** Begin Input **

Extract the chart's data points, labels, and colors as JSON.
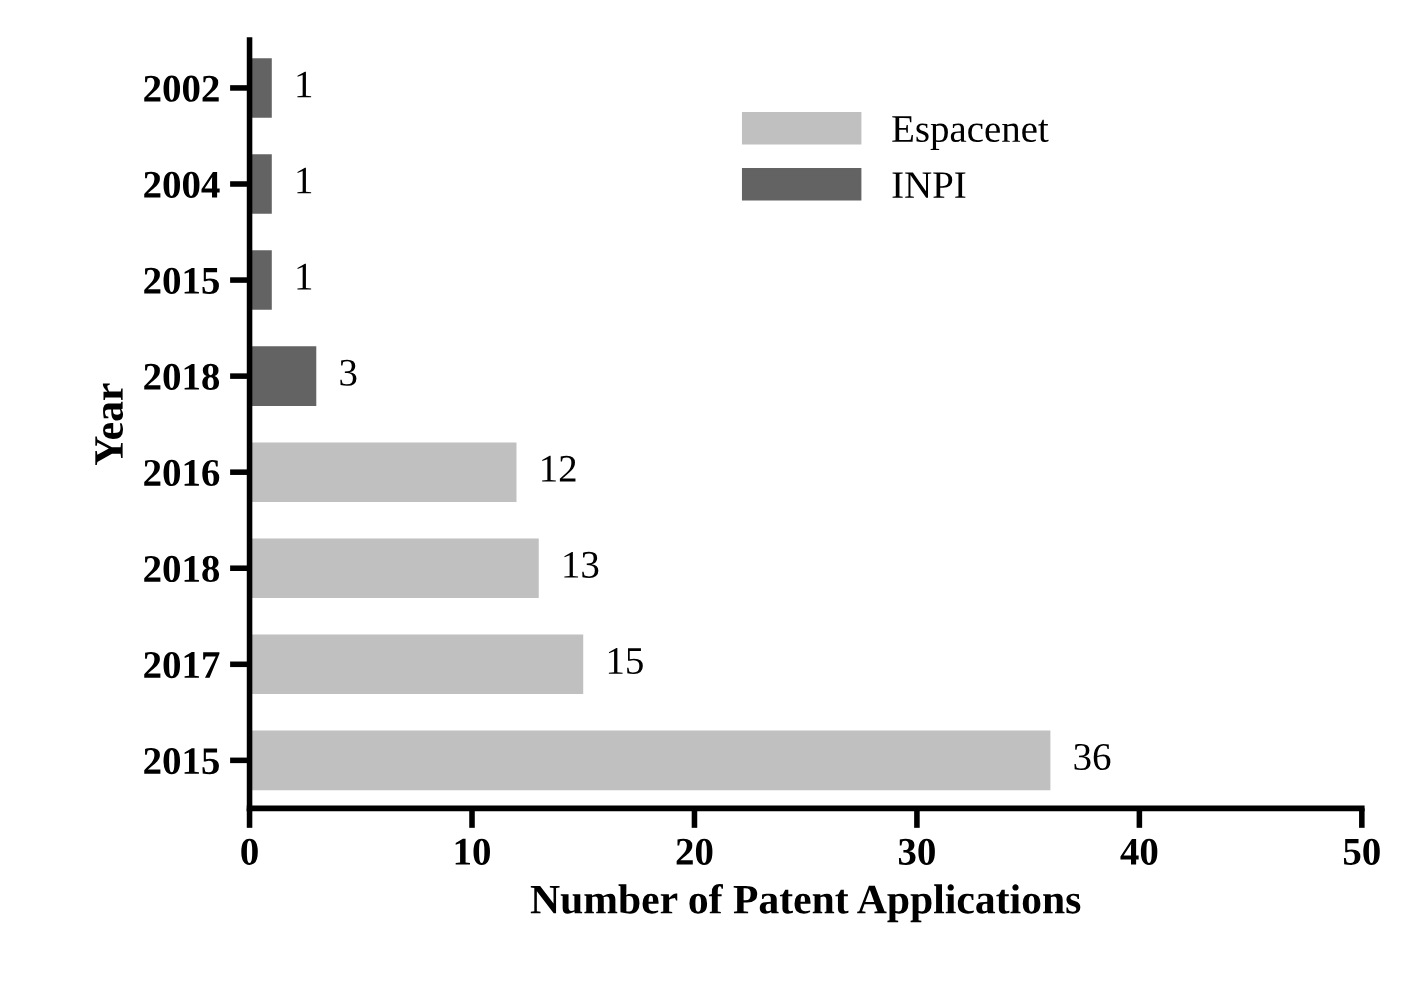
{
  "chart_data": {
    "type": "bar",
    "orientation": "horizontal",
    "xlabel": "Number of Patent Applications",
    "ylabel": "Year",
    "categories": [
      "2002",
      "2004",
      "2015",
      "2018",
      "2016",
      "2018",
      "2017",
      "2015"
    ],
    "series": [
      {
        "name": "Espacenet",
        "color": "#c0c0c0",
        "values": [
          null,
          null,
          null,
          null,
          12,
          13,
          15,
          36
        ]
      },
      {
        "name": "INPI",
        "color": "#636363",
        "values": [
          1,
          1,
          1,
          3,
          null,
          null,
          null,
          null
        ]
      }
    ],
    "xlim": [
      0,
      50
    ],
    "xticks": [
      0,
      10,
      20,
      30,
      40,
      50
    ],
    "data_labels": true,
    "legend": "top right",
    "grid": false
  }
}
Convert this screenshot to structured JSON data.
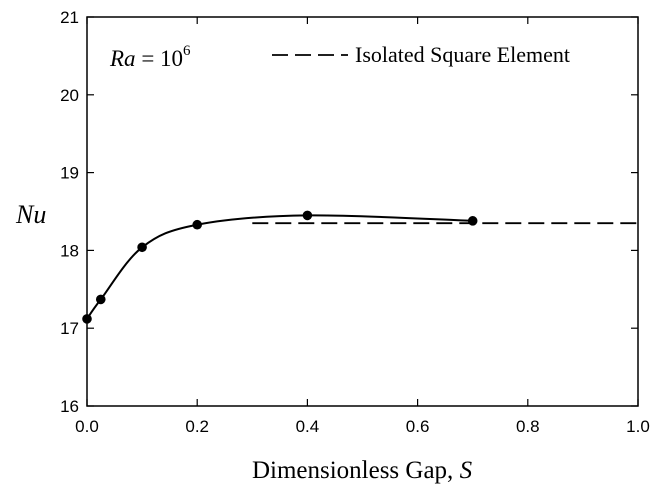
{
  "chart_data": {
    "type": "line",
    "xlabel": "Dimensionless Gap, ",
    "xlabel_var": "S",
    "ylabel": "Nu",
    "xlim": [
      0.0,
      1.0
    ],
    "ylim": [
      16,
      21
    ],
    "x_ticks": [
      "0.0",
      "0.2",
      "0.4",
      "0.6",
      "0.8",
      "1.0"
    ],
    "y_ticks": [
      "16",
      "17",
      "18",
      "19",
      "20",
      "21"
    ],
    "annotation": {
      "var": "Ra",
      "eq": " = 10",
      "exp": "6"
    },
    "legend": {
      "position": "top-right"
    },
    "series": [
      {
        "style": "solid-with-markers",
        "x": [
          0.0,
          0.025,
          0.1,
          0.2,
          0.4,
          0.7
        ],
        "y": [
          17.12,
          17.37,
          18.04,
          18.33,
          18.45,
          18.38
        ]
      },
      {
        "name": "Isolated Square Element",
        "style": "dashed",
        "x": [
          0.3,
          1.0
        ],
        "y": [
          18.35,
          18.35
        ]
      }
    ],
    "grid": false
  }
}
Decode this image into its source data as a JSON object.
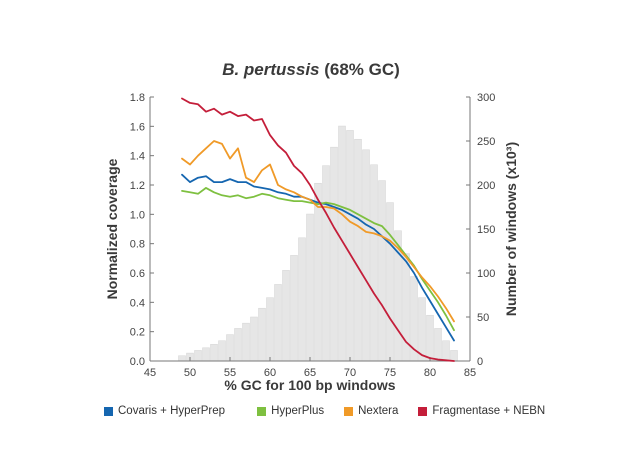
{
  "chart_data": {
    "type": "line",
    "title_italic": "B. pertussis",
    "title_rest": "(68% GC)",
    "xlabel": "% GC for 100 bp windows",
    "ylabel": "Normalized coverage",
    "y2label": "Number of windows (x10³)",
    "xlim": [
      45,
      85
    ],
    "ylim": [
      0,
      1.8
    ],
    "y2lim": [
      0,
      300
    ],
    "x_ticks": [
      45,
      50,
      55,
      60,
      65,
      70,
      75,
      80,
      85
    ],
    "y_ticks": [
      "0.0",
      "0.2",
      "0.4",
      "0.6",
      "0.8",
      "1.0",
      "1.2",
      "1.4",
      "1.6",
      "1.8"
    ],
    "y2_ticks": [
      0,
      50,
      100,
      150,
      200,
      250,
      300
    ],
    "histogram": {
      "name": "Number of windows",
      "color": "#e6e6e6",
      "x": [
        49,
        50,
        51,
        52,
        53,
        54,
        55,
        56,
        57,
        58,
        59,
        60,
        61,
        62,
        63,
        64,
        65,
        66,
        67,
        68,
        69,
        70,
        71,
        72,
        73,
        74,
        75,
        76,
        77,
        78,
        79,
        80,
        81,
        82,
        83
      ],
      "values": [
        6,
        9,
        12,
        15,
        19,
        23,
        30,
        37,
        43,
        50,
        60,
        72,
        87,
        103,
        120,
        140,
        167,
        202,
        222,
        243,
        267,
        262,
        252,
        240,
        223,
        205,
        180,
        148,
        122,
        96,
        72,
        52,
        37,
        23,
        12
      ]
    },
    "series": [
      {
        "name": "Covaris + HyperPrep",
        "color": "#1566b0",
        "x": [
          49,
          50,
          51,
          52,
          53,
          54,
          55,
          56,
          57,
          58,
          59,
          60,
          61,
          62,
          63,
          64,
          65,
          66,
          67,
          68,
          69,
          70,
          71,
          72,
          73,
          74,
          75,
          76,
          77,
          78,
          79,
          80,
          81,
          82,
          83
        ],
        "values": [
          1.27,
          1.22,
          1.25,
          1.26,
          1.22,
          1.22,
          1.24,
          1.22,
          1.22,
          1.19,
          1.18,
          1.17,
          1.15,
          1.14,
          1.12,
          1.12,
          1.1,
          1.08,
          1.07,
          1.05,
          1.03,
          1.0,
          0.97,
          0.93,
          0.9,
          0.85,
          0.8,
          0.74,
          0.68,
          0.6,
          0.5,
          0.41,
          0.32,
          0.23,
          0.14
        ]
      },
      {
        "name": "HyperPlus",
        "color": "#7ec040",
        "x": [
          49,
          50,
          51,
          52,
          53,
          54,
          55,
          56,
          57,
          58,
          59,
          60,
          61,
          62,
          63,
          64,
          65,
          66,
          67,
          68,
          69,
          70,
          71,
          72,
          73,
          74,
          75,
          76,
          77,
          78,
          79,
          80,
          81,
          82,
          83
        ],
        "values": [
          1.16,
          1.15,
          1.14,
          1.18,
          1.15,
          1.13,
          1.12,
          1.13,
          1.11,
          1.12,
          1.14,
          1.13,
          1.11,
          1.1,
          1.09,
          1.09,
          1.08,
          1.07,
          1.08,
          1.07,
          1.05,
          1.03,
          1.0,
          0.97,
          0.94,
          0.92,
          0.86,
          0.79,
          0.72,
          0.65,
          0.56,
          0.48,
          0.4,
          0.31,
          0.21
        ]
      },
      {
        "name": "Nextera",
        "color": "#f09a28",
        "x": [
          49,
          50,
          51,
          52,
          53,
          54,
          55,
          56,
          57,
          58,
          59,
          60,
          61,
          62,
          63,
          64,
          65,
          66,
          67,
          68,
          69,
          70,
          71,
          72,
          73,
          74,
          75,
          76,
          77,
          78,
          79,
          80,
          81,
          82,
          83
        ],
        "values": [
          1.38,
          1.34,
          1.4,
          1.45,
          1.5,
          1.48,
          1.38,
          1.45,
          1.25,
          1.22,
          1.3,
          1.34,
          1.2,
          1.17,
          1.15,
          1.12,
          1.1,
          1.05,
          1.05,
          1.04,
          1.0,
          0.95,
          0.92,
          0.88,
          0.87,
          0.85,
          0.82,
          0.77,
          0.71,
          0.64,
          0.57,
          0.51,
          0.44,
          0.36,
          0.27
        ]
      },
      {
        "name": "Fragmentase + NEBN",
        "color": "#c41e3a",
        "x": [
          49,
          50,
          51,
          52,
          53,
          54,
          55,
          56,
          57,
          58,
          59,
          60,
          61,
          62,
          63,
          64,
          65,
          66,
          67,
          68,
          69,
          70,
          71,
          72,
          73,
          74,
          75,
          76,
          77,
          78,
          79,
          80,
          81,
          82,
          83
        ],
        "values": [
          1.79,
          1.76,
          1.75,
          1.7,
          1.72,
          1.68,
          1.7,
          1.67,
          1.68,
          1.64,
          1.65,
          1.54,
          1.47,
          1.42,
          1.33,
          1.28,
          1.2,
          1.1,
          1.01,
          0.91,
          0.82,
          0.73,
          0.64,
          0.55,
          0.46,
          0.38,
          0.29,
          0.21,
          0.13,
          0.08,
          0.04,
          0.02,
          0.01,
          0.005,
          0.0
        ]
      }
    ],
    "legend_position": "bottom"
  }
}
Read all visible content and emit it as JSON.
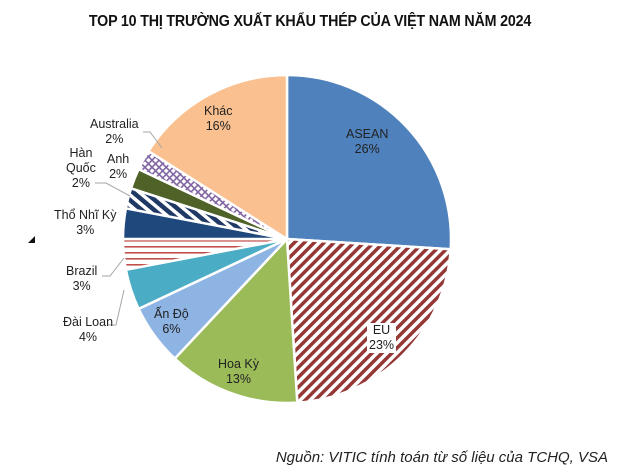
{
  "title": "TOP 10 THỊ TRƯỜNG XUẤT KHẨU THÉP CỦA VIỆT NAM NĂM 2024",
  "source": "Nguồn: VITIC tính toán từ số liệu của TCHQ, VSA",
  "chart_data": {
    "type": "pie",
    "title": "TOP 10 THỊ TRƯỜNG XUẤT KHẨU THÉP CỦA VIỆT NAM NĂM 2024",
    "categories": [
      "ASEAN",
      "EU",
      "Hoa Kỳ",
      "Ấn Độ",
      "Đài Loan",
      "Brazil",
      "Thổ Nhĩ Kỳ",
      "Hàn Quốc",
      "Anh",
      "Australia",
      "Khác"
    ],
    "values": [
      26,
      23,
      13,
      6,
      4,
      3,
      3,
      2,
      2,
      2,
      16
    ],
    "unit": "%",
    "start_angle": "12 o'clock, clockwise",
    "colors": [
      "#4f81bd",
      "#953735",
      "#9bbb59",
      "#8eb4e3",
      "#4bacc6",
      "#c0504d",
      "#1f497d",
      "#1f3864",
      "#4f6228",
      "#8064a2",
      "#fac090"
    ],
    "patterns": [
      "solid",
      "diagonal-stripes",
      "solid",
      "solid",
      "solid",
      "horizontal-stripes",
      "solid",
      "diagonal-stripes",
      "solid",
      "crosshatch",
      "solid"
    ],
    "labels": {
      "ASEAN": {
        "name": "ASEAN",
        "pct": "26%"
      },
      "EU": {
        "name": "EU",
        "pct": "23%"
      },
      "HoaKy": {
        "name": "Hoa Kỳ",
        "pct": "13%"
      },
      "AnDo": {
        "name": "Ấn Độ",
        "pct": "6%"
      },
      "DaiLoan": {
        "name": "Đài Loan",
        "pct": "4%"
      },
      "Brazil": {
        "name": "Brazil",
        "pct": "3%"
      },
      "ThoNhiKy": {
        "name": "Thổ Nhĩ Kỳ",
        "pct": "3%"
      },
      "HanQuoc": {
        "name1": "Hàn",
        "name2": "Quốc",
        "pct": "2%"
      },
      "Anh": {
        "name": "Anh",
        "pct": "2%"
      },
      "Australia": {
        "name": "Australia",
        "pct": "2%"
      },
      "Khac": {
        "name": "Khác",
        "pct": "16%"
      }
    },
    "legend": "none (data labels on slices)"
  }
}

** End Input **

Check each line of the data above for the word "XUẤT", then state how many lines have it. Give the number alone.

2